=== AVAILABLE RECORDS ===

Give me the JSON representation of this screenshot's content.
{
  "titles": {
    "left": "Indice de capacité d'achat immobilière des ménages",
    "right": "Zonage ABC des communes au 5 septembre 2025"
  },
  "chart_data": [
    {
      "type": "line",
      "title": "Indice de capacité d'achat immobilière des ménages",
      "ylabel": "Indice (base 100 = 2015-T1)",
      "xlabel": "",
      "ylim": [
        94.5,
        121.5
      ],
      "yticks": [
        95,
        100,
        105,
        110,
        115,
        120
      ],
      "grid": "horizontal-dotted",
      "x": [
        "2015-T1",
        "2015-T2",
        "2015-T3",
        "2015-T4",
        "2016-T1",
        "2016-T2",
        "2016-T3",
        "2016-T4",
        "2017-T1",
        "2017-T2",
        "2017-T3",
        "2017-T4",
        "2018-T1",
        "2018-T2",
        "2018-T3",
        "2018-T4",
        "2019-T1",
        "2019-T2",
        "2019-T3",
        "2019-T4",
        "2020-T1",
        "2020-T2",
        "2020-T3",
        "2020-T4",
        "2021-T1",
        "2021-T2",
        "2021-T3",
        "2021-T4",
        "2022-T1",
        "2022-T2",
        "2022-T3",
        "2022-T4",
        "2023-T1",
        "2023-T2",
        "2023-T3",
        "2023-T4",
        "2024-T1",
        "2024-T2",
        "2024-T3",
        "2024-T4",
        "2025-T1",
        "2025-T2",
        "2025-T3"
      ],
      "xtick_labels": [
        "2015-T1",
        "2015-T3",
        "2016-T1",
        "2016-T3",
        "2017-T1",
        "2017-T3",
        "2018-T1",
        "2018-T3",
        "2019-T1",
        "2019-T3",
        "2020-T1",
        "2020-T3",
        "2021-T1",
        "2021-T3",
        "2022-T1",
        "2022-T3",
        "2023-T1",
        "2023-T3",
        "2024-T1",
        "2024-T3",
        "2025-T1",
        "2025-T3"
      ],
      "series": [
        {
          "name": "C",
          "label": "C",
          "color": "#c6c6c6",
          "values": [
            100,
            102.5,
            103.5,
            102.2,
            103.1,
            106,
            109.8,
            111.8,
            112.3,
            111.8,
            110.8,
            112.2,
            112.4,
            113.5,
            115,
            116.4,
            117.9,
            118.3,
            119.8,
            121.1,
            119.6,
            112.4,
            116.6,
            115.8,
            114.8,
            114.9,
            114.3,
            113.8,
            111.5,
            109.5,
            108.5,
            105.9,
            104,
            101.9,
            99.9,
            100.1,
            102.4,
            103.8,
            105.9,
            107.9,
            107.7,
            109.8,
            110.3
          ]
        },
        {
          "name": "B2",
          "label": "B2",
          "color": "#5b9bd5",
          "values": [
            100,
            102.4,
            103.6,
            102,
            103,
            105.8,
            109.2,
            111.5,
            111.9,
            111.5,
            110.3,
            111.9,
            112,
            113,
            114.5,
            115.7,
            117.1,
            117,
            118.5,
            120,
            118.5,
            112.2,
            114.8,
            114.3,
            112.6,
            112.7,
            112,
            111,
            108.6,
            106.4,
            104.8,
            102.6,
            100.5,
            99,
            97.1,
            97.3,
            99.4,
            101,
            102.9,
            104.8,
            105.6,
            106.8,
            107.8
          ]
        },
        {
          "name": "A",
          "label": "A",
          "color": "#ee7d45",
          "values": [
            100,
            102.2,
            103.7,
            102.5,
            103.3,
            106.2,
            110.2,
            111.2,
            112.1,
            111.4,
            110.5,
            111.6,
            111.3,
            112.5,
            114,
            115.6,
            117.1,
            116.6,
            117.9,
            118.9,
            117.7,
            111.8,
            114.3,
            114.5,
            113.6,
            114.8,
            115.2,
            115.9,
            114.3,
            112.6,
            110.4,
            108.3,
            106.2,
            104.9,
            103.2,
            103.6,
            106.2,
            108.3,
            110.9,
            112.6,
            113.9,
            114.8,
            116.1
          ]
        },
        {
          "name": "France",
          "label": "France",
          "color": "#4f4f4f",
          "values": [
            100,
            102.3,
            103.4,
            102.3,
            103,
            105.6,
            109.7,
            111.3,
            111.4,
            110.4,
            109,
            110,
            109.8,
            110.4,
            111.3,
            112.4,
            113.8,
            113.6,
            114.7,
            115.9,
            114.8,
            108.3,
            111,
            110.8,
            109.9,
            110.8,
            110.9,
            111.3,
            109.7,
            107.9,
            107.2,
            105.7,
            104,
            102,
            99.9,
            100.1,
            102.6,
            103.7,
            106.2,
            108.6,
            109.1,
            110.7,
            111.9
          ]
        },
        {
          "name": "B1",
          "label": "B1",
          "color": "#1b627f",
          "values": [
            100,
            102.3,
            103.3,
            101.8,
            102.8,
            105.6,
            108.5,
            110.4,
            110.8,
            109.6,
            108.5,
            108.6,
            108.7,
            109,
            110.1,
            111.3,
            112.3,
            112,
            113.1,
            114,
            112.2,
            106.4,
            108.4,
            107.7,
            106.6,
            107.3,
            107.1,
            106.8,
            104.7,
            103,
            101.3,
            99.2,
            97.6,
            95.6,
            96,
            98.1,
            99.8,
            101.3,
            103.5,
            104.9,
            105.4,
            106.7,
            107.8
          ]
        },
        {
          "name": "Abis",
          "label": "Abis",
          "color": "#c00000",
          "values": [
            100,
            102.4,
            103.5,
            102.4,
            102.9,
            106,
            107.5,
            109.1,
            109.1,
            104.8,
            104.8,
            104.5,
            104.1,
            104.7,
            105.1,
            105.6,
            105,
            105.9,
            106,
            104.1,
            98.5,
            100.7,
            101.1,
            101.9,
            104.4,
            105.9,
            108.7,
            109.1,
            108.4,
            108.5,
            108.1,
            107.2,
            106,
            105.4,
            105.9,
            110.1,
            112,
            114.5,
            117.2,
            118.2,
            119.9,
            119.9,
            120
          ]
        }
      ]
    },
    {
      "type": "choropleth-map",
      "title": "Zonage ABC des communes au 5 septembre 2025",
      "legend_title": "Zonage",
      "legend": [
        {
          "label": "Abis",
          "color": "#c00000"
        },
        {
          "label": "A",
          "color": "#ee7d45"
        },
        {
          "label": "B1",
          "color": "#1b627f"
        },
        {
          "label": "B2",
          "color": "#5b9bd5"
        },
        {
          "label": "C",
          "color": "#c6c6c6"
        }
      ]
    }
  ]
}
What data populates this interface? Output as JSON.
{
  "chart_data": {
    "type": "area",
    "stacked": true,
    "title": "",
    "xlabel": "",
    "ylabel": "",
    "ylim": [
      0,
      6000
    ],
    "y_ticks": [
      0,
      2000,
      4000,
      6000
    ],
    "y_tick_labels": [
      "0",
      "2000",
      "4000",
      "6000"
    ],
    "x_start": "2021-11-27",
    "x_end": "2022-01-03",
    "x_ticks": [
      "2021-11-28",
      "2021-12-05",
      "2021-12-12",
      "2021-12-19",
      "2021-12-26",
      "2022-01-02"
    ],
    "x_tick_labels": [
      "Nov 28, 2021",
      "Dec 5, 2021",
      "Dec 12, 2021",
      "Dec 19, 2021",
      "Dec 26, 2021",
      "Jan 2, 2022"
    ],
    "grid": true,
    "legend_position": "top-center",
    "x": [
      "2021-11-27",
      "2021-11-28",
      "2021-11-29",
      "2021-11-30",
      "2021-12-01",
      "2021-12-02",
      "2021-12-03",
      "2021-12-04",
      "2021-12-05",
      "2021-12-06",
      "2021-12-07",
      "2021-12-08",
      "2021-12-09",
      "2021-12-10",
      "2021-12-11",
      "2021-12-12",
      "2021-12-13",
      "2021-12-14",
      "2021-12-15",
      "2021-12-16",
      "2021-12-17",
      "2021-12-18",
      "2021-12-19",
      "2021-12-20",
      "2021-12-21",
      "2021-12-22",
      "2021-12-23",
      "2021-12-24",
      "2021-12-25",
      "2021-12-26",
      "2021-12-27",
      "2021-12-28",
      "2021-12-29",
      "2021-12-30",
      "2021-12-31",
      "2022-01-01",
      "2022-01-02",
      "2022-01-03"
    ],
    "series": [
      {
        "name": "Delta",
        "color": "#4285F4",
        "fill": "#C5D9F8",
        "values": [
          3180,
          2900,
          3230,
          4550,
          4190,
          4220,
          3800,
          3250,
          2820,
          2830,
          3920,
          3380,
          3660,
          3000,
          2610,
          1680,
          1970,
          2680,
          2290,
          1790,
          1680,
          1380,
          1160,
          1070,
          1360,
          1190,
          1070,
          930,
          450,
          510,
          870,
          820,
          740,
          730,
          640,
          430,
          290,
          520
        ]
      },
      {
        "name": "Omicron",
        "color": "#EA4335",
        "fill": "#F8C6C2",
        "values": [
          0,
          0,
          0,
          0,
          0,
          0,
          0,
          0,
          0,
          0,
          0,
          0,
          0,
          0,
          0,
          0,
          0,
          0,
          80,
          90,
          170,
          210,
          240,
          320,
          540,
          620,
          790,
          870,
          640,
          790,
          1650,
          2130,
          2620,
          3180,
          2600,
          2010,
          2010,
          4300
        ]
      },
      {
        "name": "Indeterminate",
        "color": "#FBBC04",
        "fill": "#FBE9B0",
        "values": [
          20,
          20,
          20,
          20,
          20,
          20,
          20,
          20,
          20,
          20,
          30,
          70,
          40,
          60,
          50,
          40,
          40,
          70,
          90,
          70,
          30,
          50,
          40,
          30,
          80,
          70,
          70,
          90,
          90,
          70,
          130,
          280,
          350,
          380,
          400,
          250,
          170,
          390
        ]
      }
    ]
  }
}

===

> YOUR TASK:
Count each line above in which the string "septembre" appears, then state only the total.

> THE ANSWER:
2